Structured figure records:
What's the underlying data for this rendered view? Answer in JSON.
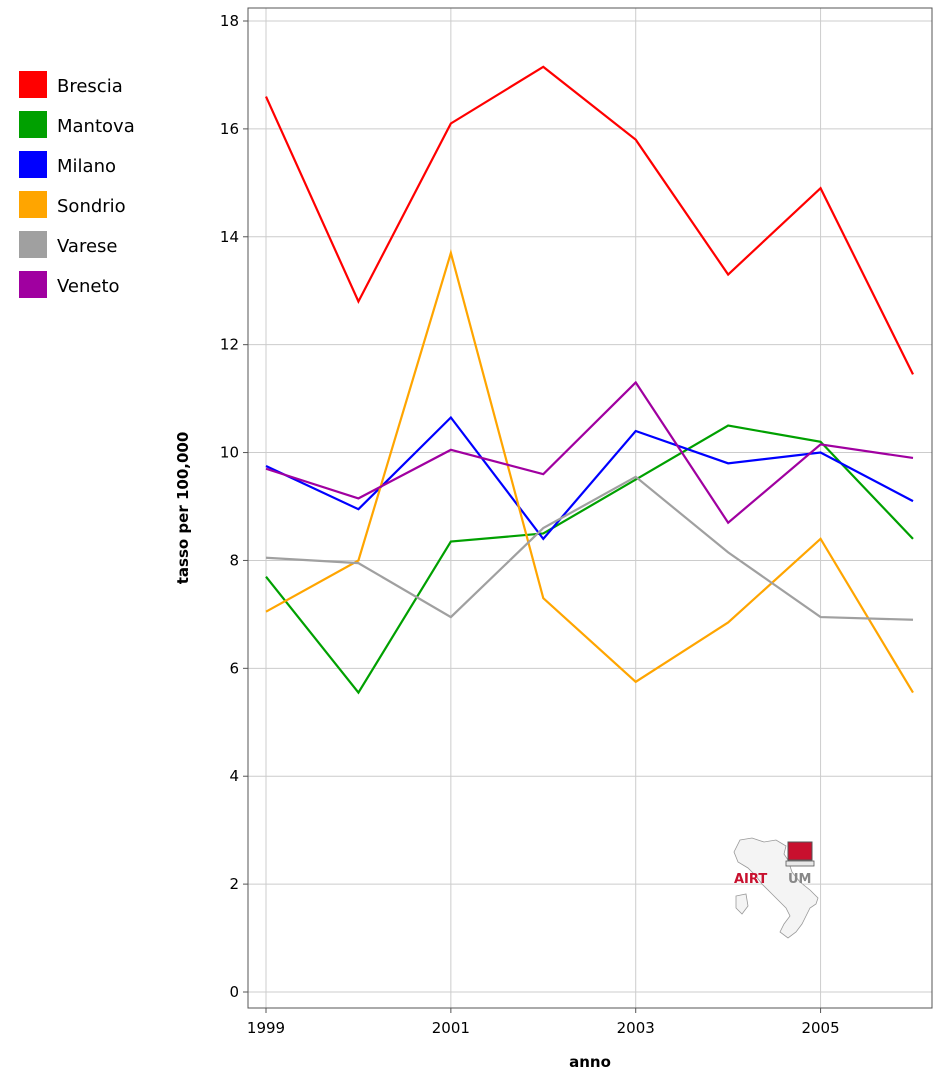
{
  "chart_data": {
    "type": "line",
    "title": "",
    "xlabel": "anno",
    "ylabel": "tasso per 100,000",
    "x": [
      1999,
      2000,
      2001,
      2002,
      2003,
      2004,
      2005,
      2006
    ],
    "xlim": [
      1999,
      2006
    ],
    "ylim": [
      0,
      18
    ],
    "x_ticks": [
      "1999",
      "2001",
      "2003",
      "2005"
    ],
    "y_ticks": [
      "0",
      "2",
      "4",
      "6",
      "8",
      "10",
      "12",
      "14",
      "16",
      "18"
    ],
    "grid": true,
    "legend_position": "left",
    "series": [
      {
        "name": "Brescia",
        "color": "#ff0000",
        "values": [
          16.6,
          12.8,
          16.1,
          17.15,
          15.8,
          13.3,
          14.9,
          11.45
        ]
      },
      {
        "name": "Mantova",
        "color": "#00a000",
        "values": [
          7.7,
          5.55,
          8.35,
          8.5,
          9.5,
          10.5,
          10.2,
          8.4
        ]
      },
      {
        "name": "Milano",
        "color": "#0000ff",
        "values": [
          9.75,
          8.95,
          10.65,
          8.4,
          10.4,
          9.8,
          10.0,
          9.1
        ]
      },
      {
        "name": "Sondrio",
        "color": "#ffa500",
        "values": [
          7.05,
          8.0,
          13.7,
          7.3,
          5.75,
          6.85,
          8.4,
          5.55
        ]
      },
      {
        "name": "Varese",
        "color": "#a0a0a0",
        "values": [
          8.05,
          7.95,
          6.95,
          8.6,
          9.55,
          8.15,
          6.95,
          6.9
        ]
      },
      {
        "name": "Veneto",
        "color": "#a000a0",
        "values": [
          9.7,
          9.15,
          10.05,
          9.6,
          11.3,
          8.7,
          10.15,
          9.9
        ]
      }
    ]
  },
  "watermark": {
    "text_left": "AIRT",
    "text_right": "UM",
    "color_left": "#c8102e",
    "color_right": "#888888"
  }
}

§ **Stated exercise**
Without the pictures, extract every entry verbatim.

§ **Exercise result**
What's the underlying data for this rendered view? Answer in JSON.
{
  "chart_data": {
    "type": "line",
    "title": "",
    "xlabel": "anno",
    "ylabel": "tasso per 100,000",
    "x": [
      1999,
      2000,
      2001,
      2002,
      2003,
      2004,
      2005,
      2006
    ],
    "xlim": [
      1999,
      2006
    ],
    "ylim": [
      0,
      18
    ],
    "x_ticks": [
      "1999",
      "2001",
      "2003",
      "2005"
    ],
    "y_ticks": [
      "0",
      "2",
      "4",
      "6",
      "8",
      "10",
      "12",
      "14",
      "16",
      "18"
    ],
    "grid": true,
    "legend_position": "left",
    "series": [
      {
        "name": "Brescia",
        "color": "#ff0000",
        "values": [
          16.6,
          12.8,
          16.1,
          17.15,
          15.8,
          13.3,
          14.9,
          11.45
        ]
      },
      {
        "name": "Mantova",
        "color": "#00a000",
        "values": [
          7.7,
          5.55,
          8.35,
          8.5,
          9.5,
          10.5,
          10.2,
          8.4
        ]
      },
      {
        "name": "Milano",
        "color": "#0000ff",
        "values": [
          9.75,
          8.95,
          10.65,
          8.4,
          10.4,
          9.8,
          10.0,
          9.1
        ]
      },
      {
        "name": "Sondrio",
        "color": "#ffa500",
        "values": [
          7.05,
          8.0,
          13.7,
          7.3,
          5.75,
          6.85,
          8.4,
          5.55
        ]
      },
      {
        "name": "Varese",
        "color": "#a0a0a0",
        "values": [
          8.05,
          7.95,
          6.95,
          8.6,
          9.55,
          8.15,
          6.95,
          6.9
        ]
      },
      {
        "name": "Veneto",
        "color": "#a000a0",
        "values": [
          9.7,
          9.15,
          10.05,
          9.6,
          11.3,
          8.7,
          10.15,
          9.9
        ]
      }
    ]
  },
  "watermark": {
    "text_left": "AIRT",
    "text_right": "UM",
    "color_left": "#c8102e",
    "color_right": "#888888"
  }
}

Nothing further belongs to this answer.